_Required task_:
Leave out the pictures and transcribe the rest of the records exactly.
###
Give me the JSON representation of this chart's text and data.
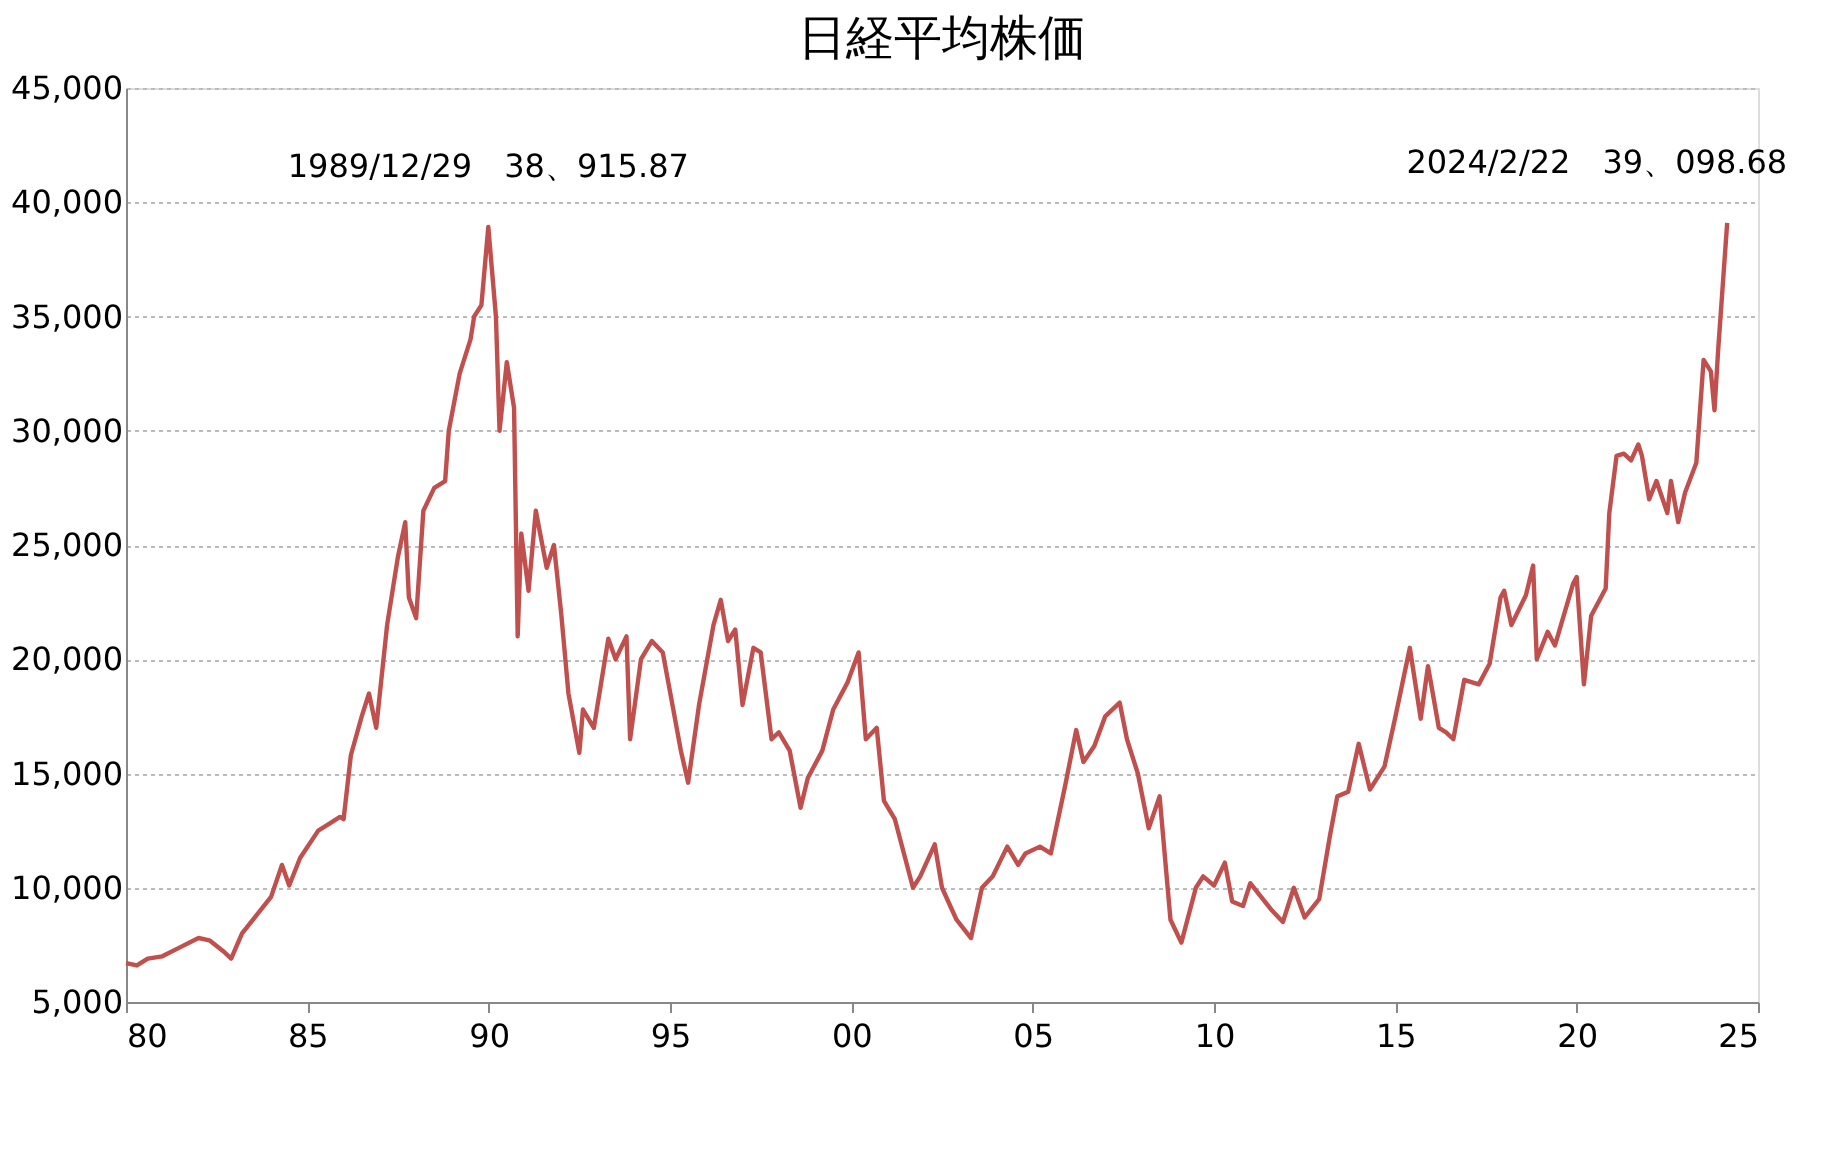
{
  "chart_data": {
    "type": "line",
    "title": "日経平均株価",
    "xlim": [
      1980,
      2025
    ],
    "xticks": [
      {
        "value": 1980,
        "label": "80"
      },
      {
        "value": 1985,
        "label": "85"
      },
      {
        "value": 1990,
        "label": "90"
      },
      {
        "value": 1995,
        "label": "95"
      },
      {
        "value": 2000,
        "label": "00"
      },
      {
        "value": 2005,
        "label": "05"
      },
      {
        "value": 2010,
        "label": "10"
      },
      {
        "value": 2015,
        "label": "15"
      },
      {
        "value": 2020,
        "label": "20"
      },
      {
        "value": 2025,
        "label": "25"
      }
    ],
    "ylim": [
      5000,
      45000
    ],
    "yticks": [
      {
        "value": 5000,
        "label": "5,000"
      },
      {
        "value": 10000,
        "label": "10,000"
      },
      {
        "value": 15000,
        "label": "15,000"
      },
      {
        "value": 20000,
        "label": "20,000"
      },
      {
        "value": 25000,
        "label": "25,000"
      },
      {
        "value": 30000,
        "label": "30,000"
      },
      {
        "value": 35000,
        "label": "35,000"
      },
      {
        "value": 40000,
        "label": "40,000"
      },
      {
        "value": 45000,
        "label": "45,000"
      }
    ],
    "grid": "y",
    "marker": "none",
    "line_style": "solid",
    "series": [
      {
        "color": "#c0504d",
        "x": [
          1980.0,
          1980.3,
          1980.6,
          1981.0,
          1981.5,
          1982.0,
          1982.3,
          1982.7,
          1982.9,
          1983.2,
          1983.6,
          1984.0,
          1984.3,
          1984.5,
          1984.8,
          1985.3,
          1985.6,
          1985.9,
          1986.0,
          1986.2,
          1986.5,
          1986.7,
          1986.9,
          1987.2,
          1987.5,
          1987.7,
          1987.8,
          1988.0,
          1988.2,
          1988.5,
          1988.8,
          1988.9,
          1989.2,
          1989.5,
          1989.6,
          1989.8,
          1989.99,
          1990.2,
          1990.3,
          1990.5,
          1990.7,
          1990.8,
          1990.9,
          1991.1,
          1991.3,
          1991.6,
          1991.8,
          1992.0,
          1992.2,
          1992.5,
          1992.6,
          1992.9,
          1993.3,
          1993.5,
          1993.8,
          1993.9,
          1994.2,
          1994.5,
          1994.8,
          1995.3,
          1995.5,
          1995.8,
          1996.2,
          1996.4,
          1996.6,
          1996.8,
          1997.0,
          1997.3,
          1997.5,
          1997.8,
          1998.0,
          1998.3,
          1998.6,
          1998.8,
          1999.2,
          1999.5,
          1999.9,
          2000.2,
          2000.4,
          2000.7,
          2000.9,
          2001.2,
          2001.7,
          2001.9,
          2002.3,
          2002.5,
          2002.9,
          2003.3,
          2003.6,
          2003.9,
          2004.3,
          2004.6,
          2004.8,
          2005.2,
          2005.5,
          2005.9,
          2006.2,
          2006.4,
          2006.7,
          2007.0,
          2007.4,
          2007.6,
          2007.9,
          2008.2,
          2008.5,
          2008.8,
          2009.1,
          2009.5,
          2009.7,
          2010.0,
          2010.3,
          2010.5,
          2010.8,
          2011.0,
          2011.2,
          2011.6,
          2011.9,
          2012.2,
          2012.5,
          2012.9,
          2013.2,
          2013.4,
          2013.7,
          2013.99,
          2014.3,
          2014.7,
          2014.99,
          2015.4,
          2015.7,
          2015.9,
          2016.2,
          2016.4,
          2016.6,
          2016.9,
          2017.3,
          2017.6,
          2017.9,
          2018.0,
          2018.2,
          2018.6,
          2018.8,
          2018.9,
          2019.2,
          2019.4,
          2019.9,
          2020.0,
          2020.2,
          2020.4,
          2020.8,
          2020.9,
          2021.1,
          2021.3,
          2021.5,
          2021.7,
          2021.8,
          2022.0,
          2022.2,
          2022.5,
          2022.6,
          2022.8,
          2022.99,
          2023.3,
          2023.5,
          2023.7,
          2023.8,
          2023.9,
          2024.15
        ],
        "values": [
          6700,
          6600,
          6900,
          7000,
          7400,
          7800,
          7700,
          7200,
          6900,
          8000,
          8800,
          9600,
          11000,
          10100,
          11300,
          12500,
          12800,
          13100,
          13000,
          15800,
          17500,
          18500,
          17000,
          21500,
          24500,
          26000,
          22700,
          21800,
          26500,
          27500,
          27800,
          30000,
          32500,
          34000,
          35000,
          35500,
          38916,
          35000,
          30000,
          33000,
          31000,
          21000,
          25500,
          23000,
          26500,
          24000,
          25000,
          22000,
          18500,
          15900,
          17800,
          17000,
          20900,
          20000,
          21000,
          16500,
          20000,
          20800,
          20300,
          16000,
          14600,
          18000,
          21500,
          22600,
          20800,
          21300,
          18000,
          20500,
          20300,
          16500,
          16800,
          16000,
          13500,
          14800,
          16000,
          17800,
          19000,
          20300,
          16500,
          17000,
          13800,
          13000,
          10000,
          10500,
          11900,
          10000,
          8600,
          7800,
          10000,
          10500,
          11800,
          11000,
          11500,
          11800,
          11500,
          14500,
          16900,
          15500,
          16200,
          17500,
          18100,
          16500,
          15000,
          12600,
          14000,
          8600,
          7600,
          10000,
          10500,
          10100,
          11100,
          9400,
          9200,
          10200,
          9800,
          9000,
          8500,
          10000,
          8700,
          9500,
          12300,
          14000,
          14200,
          16300,
          14300,
          15300,
          17400,
          20500,
          17400,
          19700,
          17000,
          16800,
          16500,
          19100,
          18900,
          19800,
          22700,
          23000,
          21500,
          22800,
          24100,
          20000,
          21200,
          20600,
          23300,
          23600,
          18900,
          21900,
          23100,
          26400,
          28900,
          29000,
          28700,
          29400,
          28900,
          27000,
          27800,
          26400,
          27800,
          26000,
          27300,
          28600,
          33100,
          32600,
          30900,
          33500,
          39099
        ]
      }
    ],
    "annotations": [
      {
        "text": "1989/12/29　38、915.87",
        "x": 1989.99,
        "y": 38916
      },
      {
        "text": "2024/2/22　39、098.68",
        "x": 2024.15,
        "y": 39099
      }
    ]
  }
}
###
_Result below_:
Give me the JSON representation of this chart's text and data.
{
  "chart_data": {
    "type": "line",
    "title": "日経平均株価",
    "xlim": [
      1980,
      2025
    ],
    "xticks": [
      {
        "value": 1980,
        "label": "80"
      },
      {
        "value": 1985,
        "label": "85"
      },
      {
        "value": 1990,
        "label": "90"
      },
      {
        "value": 1995,
        "label": "95"
      },
      {
        "value": 2000,
        "label": "00"
      },
      {
        "value": 2005,
        "label": "05"
      },
      {
        "value": 2010,
        "label": "10"
      },
      {
        "value": 2015,
        "label": "15"
      },
      {
        "value": 2020,
        "label": "20"
      },
      {
        "value": 2025,
        "label": "25"
      }
    ],
    "ylim": [
      5000,
      45000
    ],
    "yticks": [
      {
        "value": 5000,
        "label": "5,000"
      },
      {
        "value": 10000,
        "label": "10,000"
      },
      {
        "value": 15000,
        "label": "15,000"
      },
      {
        "value": 20000,
        "label": "20,000"
      },
      {
        "value": 25000,
        "label": "25,000"
      },
      {
        "value": 30000,
        "label": "30,000"
      },
      {
        "value": 35000,
        "label": "35,000"
      },
      {
        "value": 40000,
        "label": "40,000"
      },
      {
        "value": 45000,
        "label": "45,000"
      }
    ],
    "grid": "y",
    "marker": "none",
    "line_style": "solid",
    "series": [
      {
        "color": "#c0504d",
        "x": [
          1980.0,
          1980.3,
          1980.6,
          1981.0,
          1981.5,
          1982.0,
          1982.3,
          1982.7,
          1982.9,
          1983.2,
          1983.6,
          1984.0,
          1984.3,
          1984.5,
          1984.8,
          1985.3,
          1985.6,
          1985.9,
          1986.0,
          1986.2,
          1986.5,
          1986.7,
          1986.9,
          1987.2,
          1987.5,
          1987.7,
          1987.8,
          1988.0,
          1988.2,
          1988.5,
          1988.8,
          1988.9,
          1989.2,
          1989.5,
          1989.6,
          1989.8,
          1989.99,
          1990.2,
          1990.3,
          1990.5,
          1990.7,
          1990.8,
          1990.9,
          1991.1,
          1991.3,
          1991.6,
          1991.8,
          1992.0,
          1992.2,
          1992.5,
          1992.6,
          1992.9,
          1993.3,
          1993.5,
          1993.8,
          1993.9,
          1994.2,
          1994.5,
          1994.8,
          1995.3,
          1995.5,
          1995.8,
          1996.2,
          1996.4,
          1996.6,
          1996.8,
          1997.0,
          1997.3,
          1997.5,
          1997.8,
          1998.0,
          1998.3,
          1998.6,
          1998.8,
          1999.2,
          1999.5,
          1999.9,
          2000.2,
          2000.4,
          2000.7,
          2000.9,
          2001.2,
          2001.7,
          2001.9,
          2002.3,
          2002.5,
          2002.9,
          2003.3,
          2003.6,
          2003.9,
          2004.3,
          2004.6,
          2004.8,
          2005.2,
          2005.5,
          2005.9,
          2006.2,
          2006.4,
          2006.7,
          2007.0,
          2007.4,
          2007.6,
          2007.9,
          2008.2,
          2008.5,
          2008.8,
          2009.1,
          2009.5,
          2009.7,
          2010.0,
          2010.3,
          2010.5,
          2010.8,
          2011.0,
          2011.2,
          2011.6,
          2011.9,
          2012.2,
          2012.5,
          2012.9,
          2013.2,
          2013.4,
          2013.7,
          2013.99,
          2014.3,
          2014.7,
          2014.99,
          2015.4,
          2015.7,
          2015.9,
          2016.2,
          2016.4,
          2016.6,
          2016.9,
          2017.3,
          2017.6,
          2017.9,
          2018.0,
          2018.2,
          2018.6,
          2018.8,
          2018.9,
          2019.2,
          2019.4,
          2019.9,
          2020.0,
          2020.2,
          2020.4,
          2020.8,
          2020.9,
          2021.1,
          2021.3,
          2021.5,
          2021.7,
          2021.8,
          2022.0,
          2022.2,
          2022.5,
          2022.6,
          2022.8,
          2022.99,
          2023.3,
          2023.5,
          2023.7,
          2023.8,
          2023.9,
          2024.15
        ],
        "values": [
          6700,
          6600,
          6900,
          7000,
          7400,
          7800,
          7700,
          7200,
          6900,
          8000,
          8800,
          9600,
          11000,
          10100,
          11300,
          12500,
          12800,
          13100,
          13000,
          15800,
          17500,
          18500,
          17000,
          21500,
          24500,
          26000,
          22700,
          21800,
          26500,
          27500,
          27800,
          30000,
          32500,
          34000,
          35000,
          35500,
          38916,
          35000,
          30000,
          33000,
          31000,
          21000,
          25500,
          23000,
          26500,
          24000,
          25000,
          22000,
          18500,
          15900,
          17800,
          17000,
          20900,
          20000,
          21000,
          16500,
          20000,
          20800,
          20300,
          16000,
          14600,
          18000,
          21500,
          22600,
          20800,
          21300,
          18000,
          20500,
          20300,
          16500,
          16800,
          16000,
          13500,
          14800,
          16000,
          17800,
          19000,
          20300,
          16500,
          17000,
          13800,
          13000,
          10000,
          10500,
          11900,
          10000,
          8600,
          7800,
          10000,
          10500,
          11800,
          11000,
          11500,
          11800,
          11500,
          14500,
          16900,
          15500,
          16200,
          17500,
          18100,
          16500,
          15000,
          12600,
          14000,
          8600,
          7600,
          10000,
          10500,
          10100,
          11100,
          9400,
          9200,
          10200,
          9800,
          9000,
          8500,
          10000,
          8700,
          9500,
          12300,
          14000,
          14200,
          16300,
          14300,
          15300,
          17400,
          20500,
          17400,
          19700,
          17000,
          16800,
          16500,
          19100,
          18900,
          19800,
          22700,
          23000,
          21500,
          22800,
          24100,
          20000,
          21200,
          20600,
          23300,
          23600,
          18900,
          21900,
          23100,
          26400,
          28900,
          29000,
          28700,
          29400,
          28900,
          27000,
          27800,
          26400,
          27800,
          26000,
          27300,
          28600,
          33100,
          32600,
          30900,
          33500,
          39099
        ]
      }
    ],
    "annotations": [
      {
        "text": "1989/12/29　38、915.87",
        "x": 1989.99,
        "y": 38916
      },
      {
        "text": "2024/2/22　39、098.68",
        "x": 2024.15,
        "y": 39099
      }
    ]
  }
}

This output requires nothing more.